> **Stated exercise**
Search the listing below for the string "youtube" and copy every line where it occurs.

[Chart and figure data]
━━━━━━

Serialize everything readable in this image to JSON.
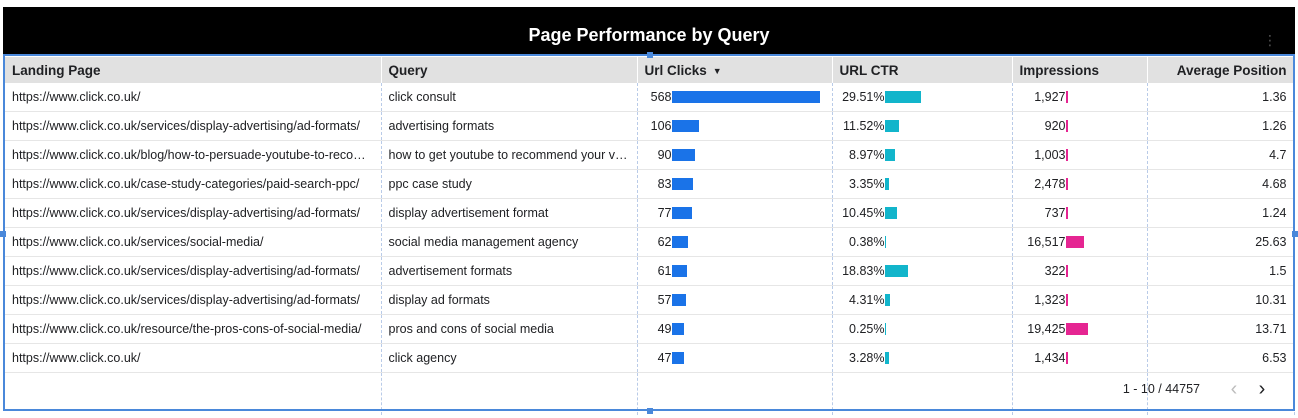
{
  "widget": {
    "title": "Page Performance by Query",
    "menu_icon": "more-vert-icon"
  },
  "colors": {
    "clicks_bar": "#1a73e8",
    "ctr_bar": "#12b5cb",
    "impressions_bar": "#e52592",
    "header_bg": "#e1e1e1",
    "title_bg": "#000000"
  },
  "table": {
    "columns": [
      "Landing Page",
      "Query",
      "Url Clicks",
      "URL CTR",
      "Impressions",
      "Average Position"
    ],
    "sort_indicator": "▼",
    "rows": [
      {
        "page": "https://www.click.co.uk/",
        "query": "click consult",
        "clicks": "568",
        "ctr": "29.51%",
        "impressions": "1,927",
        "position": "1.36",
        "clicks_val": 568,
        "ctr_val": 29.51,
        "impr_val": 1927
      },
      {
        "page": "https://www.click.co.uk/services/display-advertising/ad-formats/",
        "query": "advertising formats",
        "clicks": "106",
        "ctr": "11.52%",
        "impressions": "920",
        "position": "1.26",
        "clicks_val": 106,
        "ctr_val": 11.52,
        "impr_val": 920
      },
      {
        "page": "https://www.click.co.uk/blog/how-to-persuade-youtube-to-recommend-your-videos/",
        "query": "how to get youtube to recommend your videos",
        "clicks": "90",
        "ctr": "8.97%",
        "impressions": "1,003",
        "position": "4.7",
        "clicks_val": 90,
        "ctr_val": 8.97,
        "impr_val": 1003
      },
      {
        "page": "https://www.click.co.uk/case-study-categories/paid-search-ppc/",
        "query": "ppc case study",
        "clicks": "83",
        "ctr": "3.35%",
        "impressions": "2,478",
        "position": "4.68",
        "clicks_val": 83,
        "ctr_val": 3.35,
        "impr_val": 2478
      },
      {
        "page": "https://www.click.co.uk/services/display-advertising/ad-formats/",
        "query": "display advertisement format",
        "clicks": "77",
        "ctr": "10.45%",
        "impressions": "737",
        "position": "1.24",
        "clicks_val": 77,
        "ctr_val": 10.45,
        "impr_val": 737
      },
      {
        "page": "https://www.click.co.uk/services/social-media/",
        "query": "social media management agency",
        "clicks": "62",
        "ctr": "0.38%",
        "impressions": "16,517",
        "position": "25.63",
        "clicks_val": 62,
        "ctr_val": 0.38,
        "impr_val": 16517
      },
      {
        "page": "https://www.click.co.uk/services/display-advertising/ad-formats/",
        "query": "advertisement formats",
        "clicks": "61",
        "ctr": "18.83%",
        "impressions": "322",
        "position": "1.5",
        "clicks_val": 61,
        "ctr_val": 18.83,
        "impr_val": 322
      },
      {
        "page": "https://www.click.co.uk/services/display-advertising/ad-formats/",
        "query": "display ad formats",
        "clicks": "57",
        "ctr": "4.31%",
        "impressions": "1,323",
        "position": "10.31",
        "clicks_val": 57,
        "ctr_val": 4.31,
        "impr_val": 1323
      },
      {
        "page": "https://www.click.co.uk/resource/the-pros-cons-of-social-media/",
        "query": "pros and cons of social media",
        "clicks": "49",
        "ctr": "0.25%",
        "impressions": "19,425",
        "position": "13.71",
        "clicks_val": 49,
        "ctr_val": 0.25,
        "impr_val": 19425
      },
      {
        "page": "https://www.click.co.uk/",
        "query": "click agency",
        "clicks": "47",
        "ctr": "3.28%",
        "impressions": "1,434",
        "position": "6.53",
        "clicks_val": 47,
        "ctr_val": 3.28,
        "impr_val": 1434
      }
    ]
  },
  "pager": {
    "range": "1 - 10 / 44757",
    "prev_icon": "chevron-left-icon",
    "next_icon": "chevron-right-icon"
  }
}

━━━━━━

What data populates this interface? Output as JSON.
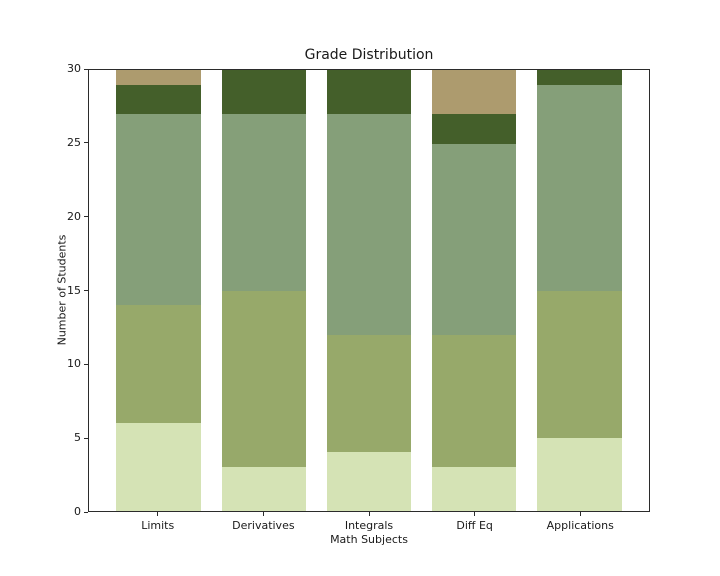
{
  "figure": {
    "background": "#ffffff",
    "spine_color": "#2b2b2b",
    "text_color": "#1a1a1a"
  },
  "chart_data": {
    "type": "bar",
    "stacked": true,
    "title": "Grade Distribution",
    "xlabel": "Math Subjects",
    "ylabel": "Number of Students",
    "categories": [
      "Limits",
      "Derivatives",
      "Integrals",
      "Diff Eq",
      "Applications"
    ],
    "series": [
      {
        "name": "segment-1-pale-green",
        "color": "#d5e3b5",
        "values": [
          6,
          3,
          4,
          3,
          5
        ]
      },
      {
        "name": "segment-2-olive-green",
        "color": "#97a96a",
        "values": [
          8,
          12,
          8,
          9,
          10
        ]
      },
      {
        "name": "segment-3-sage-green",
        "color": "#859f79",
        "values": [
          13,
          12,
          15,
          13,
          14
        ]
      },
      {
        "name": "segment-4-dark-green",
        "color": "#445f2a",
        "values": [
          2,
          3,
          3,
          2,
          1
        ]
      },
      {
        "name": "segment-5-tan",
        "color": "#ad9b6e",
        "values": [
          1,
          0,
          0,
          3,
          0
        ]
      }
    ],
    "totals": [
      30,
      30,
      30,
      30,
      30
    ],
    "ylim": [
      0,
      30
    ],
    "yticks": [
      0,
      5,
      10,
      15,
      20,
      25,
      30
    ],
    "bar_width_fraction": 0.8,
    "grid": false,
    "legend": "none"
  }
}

━━━━━━

> **Expected answer**
        "page": "https://www.click.co.uk/blog/how-to-persuade-youtube-to-recommend-your-videos/",
        "query": "how to get youtube to recommend your videos",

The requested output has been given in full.